Data entries:
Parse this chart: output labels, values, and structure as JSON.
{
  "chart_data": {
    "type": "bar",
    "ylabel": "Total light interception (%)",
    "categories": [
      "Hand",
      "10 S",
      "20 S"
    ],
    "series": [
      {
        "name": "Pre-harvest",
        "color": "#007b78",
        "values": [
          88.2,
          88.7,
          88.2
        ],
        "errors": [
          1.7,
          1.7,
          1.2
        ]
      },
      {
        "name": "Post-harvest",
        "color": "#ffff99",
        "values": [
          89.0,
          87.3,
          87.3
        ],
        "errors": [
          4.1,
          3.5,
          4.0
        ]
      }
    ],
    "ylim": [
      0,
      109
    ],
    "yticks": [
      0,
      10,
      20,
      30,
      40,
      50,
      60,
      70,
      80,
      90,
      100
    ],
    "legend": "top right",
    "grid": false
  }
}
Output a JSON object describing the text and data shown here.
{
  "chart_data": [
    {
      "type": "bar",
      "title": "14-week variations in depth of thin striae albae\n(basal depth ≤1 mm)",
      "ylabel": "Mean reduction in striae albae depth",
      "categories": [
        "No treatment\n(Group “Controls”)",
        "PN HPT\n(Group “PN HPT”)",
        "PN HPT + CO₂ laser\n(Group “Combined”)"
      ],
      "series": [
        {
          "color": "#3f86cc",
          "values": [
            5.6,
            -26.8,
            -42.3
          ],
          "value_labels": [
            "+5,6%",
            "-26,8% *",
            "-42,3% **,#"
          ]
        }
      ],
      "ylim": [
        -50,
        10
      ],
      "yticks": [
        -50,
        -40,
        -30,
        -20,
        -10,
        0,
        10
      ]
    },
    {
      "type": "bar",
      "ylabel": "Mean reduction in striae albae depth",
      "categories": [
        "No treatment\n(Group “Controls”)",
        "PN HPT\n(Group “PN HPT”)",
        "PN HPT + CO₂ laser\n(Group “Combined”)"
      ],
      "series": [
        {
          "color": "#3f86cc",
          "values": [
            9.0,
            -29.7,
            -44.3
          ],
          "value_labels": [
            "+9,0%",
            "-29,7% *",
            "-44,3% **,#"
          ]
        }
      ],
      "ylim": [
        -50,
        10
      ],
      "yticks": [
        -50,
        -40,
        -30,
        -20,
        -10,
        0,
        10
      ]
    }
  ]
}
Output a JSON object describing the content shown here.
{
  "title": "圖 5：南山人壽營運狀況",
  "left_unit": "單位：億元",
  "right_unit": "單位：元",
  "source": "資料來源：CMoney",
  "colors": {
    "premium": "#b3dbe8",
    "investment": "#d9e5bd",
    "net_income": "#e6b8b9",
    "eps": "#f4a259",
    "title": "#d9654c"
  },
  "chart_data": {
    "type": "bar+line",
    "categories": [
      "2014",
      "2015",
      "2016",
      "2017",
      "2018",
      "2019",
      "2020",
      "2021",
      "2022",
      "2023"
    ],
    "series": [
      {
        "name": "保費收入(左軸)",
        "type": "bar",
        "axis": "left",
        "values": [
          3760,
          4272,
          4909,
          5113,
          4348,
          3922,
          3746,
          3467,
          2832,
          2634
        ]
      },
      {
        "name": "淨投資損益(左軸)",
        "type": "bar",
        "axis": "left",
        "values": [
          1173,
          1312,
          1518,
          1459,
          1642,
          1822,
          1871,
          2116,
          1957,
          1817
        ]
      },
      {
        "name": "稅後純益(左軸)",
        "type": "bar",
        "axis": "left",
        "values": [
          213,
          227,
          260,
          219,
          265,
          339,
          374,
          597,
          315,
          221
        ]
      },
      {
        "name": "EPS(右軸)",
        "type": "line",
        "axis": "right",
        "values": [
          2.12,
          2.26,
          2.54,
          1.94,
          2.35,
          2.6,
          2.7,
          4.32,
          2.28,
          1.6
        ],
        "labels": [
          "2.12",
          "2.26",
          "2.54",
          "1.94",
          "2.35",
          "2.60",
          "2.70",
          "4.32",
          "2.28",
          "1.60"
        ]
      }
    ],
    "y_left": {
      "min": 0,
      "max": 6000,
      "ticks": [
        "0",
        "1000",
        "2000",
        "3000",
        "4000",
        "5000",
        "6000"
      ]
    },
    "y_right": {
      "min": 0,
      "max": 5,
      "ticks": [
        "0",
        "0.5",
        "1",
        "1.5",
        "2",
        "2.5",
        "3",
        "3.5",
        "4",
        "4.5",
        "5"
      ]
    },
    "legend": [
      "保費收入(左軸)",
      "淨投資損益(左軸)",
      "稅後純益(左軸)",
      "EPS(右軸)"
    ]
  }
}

§ Problem requirements: Print the material once more, exactly.

§ Solution to this exercise:
Parse this chart: output labels, values, and structure as JSON.
{
  "chart_data": {
    "type": "bar",
    "ylabel": "Total light interception (%)",
    "categories": [
      "Hand",
      "10 S",
      "20 S"
    ],
    "series": [
      {
        "name": "Pre-harvest",
        "color": "#007b78",
        "values": [
          88.2,
          88.7,
          88.2
        ],
        "errors": [
          1.7,
          1.7,
          1.2
        ]
      },
      {
        "name": "Post-harvest",
        "color": "#ffff99",
        "values": [
          89.0,
          87.3,
          87.3
        ],
        "errors": [
          4.1,
          3.5,
          4.0
        ]
      }
    ],
    "ylim": [
      0,
      109
    ],
    "yticks": [
      0,
      10,
      20,
      30,
      40,
      50,
      60,
      70,
      80,
      90,
      100
    ],
    "legend": "top right",
    "grid": false
  }
}
Output a JSON object describing the text and data shown here.
{
  "chart_data": [
    {
      "type": "bar",
      "title": "14-week variations in depth of thin striae albae\n(basal depth ≤1 mm)",
      "ylabel": "Mean reduction in striae albae depth",
      "categories": [
        "No treatment\n(Group “Controls”)",
        "PN HPT\n(Group “PN HPT”)",
        "PN HPT + CO₂ laser\n(Group “Combined”)"
      ],
      "series": [
        {
          "color": "#3f86cc",
          "values": [
            5.6,
            -26.8,
            -42.3
          ],
          "value_labels": [
            "+5,6%",
            "-26,8% *",
            "-42,3% **,#"
          ]
        }
      ],
      "ylim": [
        -50,
        10
      ],
      "yticks": [
        -50,
        -40,
        -30,
        -20,
        -10,
        0,
        10
      ]
    },
    {
      "type": "bar",
      "ylabel": "Mean reduction in striae albae depth",
      "categories": [
        "No treatment\n(Group “Controls”)",
        "PN HPT\n(Group “PN HPT”)",
        "PN HPT + CO₂ laser\n(Group “Combined”)"
      ],
      "series": [
        {
          "color": "#3f86cc",
          "values": [
            9.0,
            -29.7,
            -44.3
          ],
          "value_labels": [
            "+9,0%",
            "-29,7% *",
            "-44,3% **,#"
          ]
        }
      ],
      "ylim": [
        -50,
        10
      ],
      "yticks": [
        -50,
        -40,
        -30,
        -20,
        -10,
        0,
        10
      ]
    }
  ]
}
Output a JSON object describing the content shown here.
{
  "title": "圖 5：南山人壽營運狀況",
  "left_unit": "單位：億元",
  "right_unit": "單位：元",
  "source": "資料來源：CMoney",
  "colors": {
    "premium": "#b3dbe8",
    "investment": "#d9e5bd",
    "net_income": "#e6b8b9",
    "eps": "#f4a259",
    "title": "#d9654c"
  },
  "chart_data": {
    "type": "bar+line",
    "categories": [
      "2014",
      "2015",
      "2016",
      "2017",
      "2018",
      "2019",
      "2020",
      "2021",
      "2022",
      "2023"
    ],
    "series": [
      {
        "name": "保費收入(左軸)",
        "type": "bar",
        "axis": "left",
        "values": [
          3760,
          4272,
          4909,
          5113,
          4348,
          3922,
          3746,
          3467,
          2832,
          2634
        ]
      },
      {
        "name": "淨投資損益(左軸)",
        "type": "bar",
        "axis": "left",
        "values": [
          1173,
          1312,
          1518,
          1459,
          1642,
          1822,
          1871,
          2116,
          1957,
          1817
        ]
      },
      {
        "name": "稅後純益(左軸)",
        "type": "bar",
        "axis": "left",
        "values": [
          213,
          227,
          260,
          219,
          265,
          339,
          374,
          597,
          315,
          221
        ]
      },
      {
        "name": "EPS(右軸)",
        "type": "line",
        "axis": "right",
        "values": [
          2.12,
          2.26,
          2.54,
          1.94,
          2.35,
          2.6,
          2.7,
          4.32,
          2.28,
          1.6
        ],
        "labels": [
          "2.12",
          "2.26",
          "2.54",
          "1.94",
          "2.35",
          "2.60",
          "2.70",
          "4.32",
          "2.28",
          "1.60"
        ]
      }
    ],
    "y_left": {
      "min": 0,
      "max": 6000,
      "ticks": [
        "0",
        "1000",
        "2000",
        "3000",
        "4000",
        "5000",
        "6000"
      ]
    },
    "y_right": {
      "min": 0,
      "max": 5,
      "ticks": [
        "0",
        "0.5",
        "1",
        "1.5",
        "2",
        "2.5",
        "3",
        "3.5",
        "4",
        "4.5",
        "5"
      ]
    },
    "legend": [
      "保費收入(左軸)",
      "淨投資損益(左軸)",
      "稅後純益(左軸)",
      "EPS(右軸)"
    ]
  }
}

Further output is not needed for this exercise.